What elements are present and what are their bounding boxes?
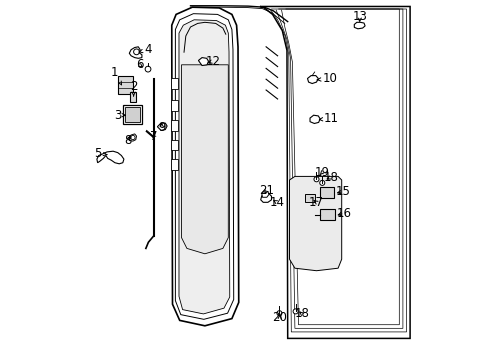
Circle shape [130,135,135,140]
Text: 12: 12 [205,55,220,68]
Text: 17: 17 [308,196,324,209]
Text: 15: 15 [335,185,350,198]
Bar [320,209,335,220]
Text: 18: 18 [323,171,338,184]
Polygon shape [181,65,228,254]
Polygon shape [260,194,271,202]
Polygon shape [175,14,233,319]
Polygon shape [354,22,365,29]
Polygon shape [128,134,136,141]
Text: 6: 6 [135,58,143,71]
Bar [305,194,314,202]
Polygon shape [289,176,341,271]
Bar [320,187,333,198]
Polygon shape [261,191,268,197]
Circle shape [145,66,151,72]
Text: 21: 21 [259,184,274,197]
Text: 11: 11 [319,112,338,125]
Polygon shape [179,20,229,314]
Text: 1: 1 [110,66,122,85]
Polygon shape [171,7,238,326]
Text: 9: 9 [158,121,165,134]
Circle shape [313,177,318,182]
Text: 20: 20 [272,311,286,324]
Text: 19: 19 [314,166,329,179]
Text: 8: 8 [123,134,131,147]
Bar [122,105,141,124]
Polygon shape [157,123,167,130]
Text: 18: 18 [294,307,309,320]
Bar [171,120,177,131]
Text: 16: 16 [336,207,351,220]
Bar [118,76,133,94]
Circle shape [319,180,324,185]
Circle shape [276,311,282,316]
Polygon shape [97,151,123,164]
Bar [130,92,136,102]
Bar [171,159,177,170]
Bar [171,140,177,150]
Polygon shape [309,115,320,123]
Text: 14: 14 [269,196,284,209]
Polygon shape [260,6,409,338]
Text: 2: 2 [130,80,137,96]
Text: 4: 4 [139,43,151,56]
Circle shape [292,309,298,314]
Polygon shape [198,58,208,66]
Polygon shape [307,76,318,84]
Text: 10: 10 [316,72,337,85]
Bar [171,100,177,111]
Text: 5: 5 [94,147,107,159]
Text: 3: 3 [114,109,125,122]
Bar [124,107,140,122]
Circle shape [133,49,139,55]
Bar [171,78,177,89]
Text: 13: 13 [351,10,366,23]
Polygon shape [129,47,142,58]
Text: 7: 7 [150,130,157,143]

+ + +

**What you have to do:**
Copy out the lines from the one containing "Circle shape [130,135,135,140]" through the one containing "Bar [320,187,333,198]", including both, with each line unchanged.

**In response:**
Circle shape [130,135,135,140]
Text: 12: 12 [205,55,220,68]
Text: 17: 17 [308,196,324,209]
Text: 15: 15 [335,185,350,198]
Bar [320,209,335,220]
Text: 18: 18 [323,171,338,184]
Polygon shape [181,65,228,254]
Polygon shape [260,194,271,202]
Polygon shape [175,14,233,319]
Polygon shape [354,22,365,29]
Polygon shape [128,134,136,141]
Text: 6: 6 [135,58,143,71]
Bar [305,194,314,202]
Polygon shape [289,176,341,271]
Bar [320,187,333,198]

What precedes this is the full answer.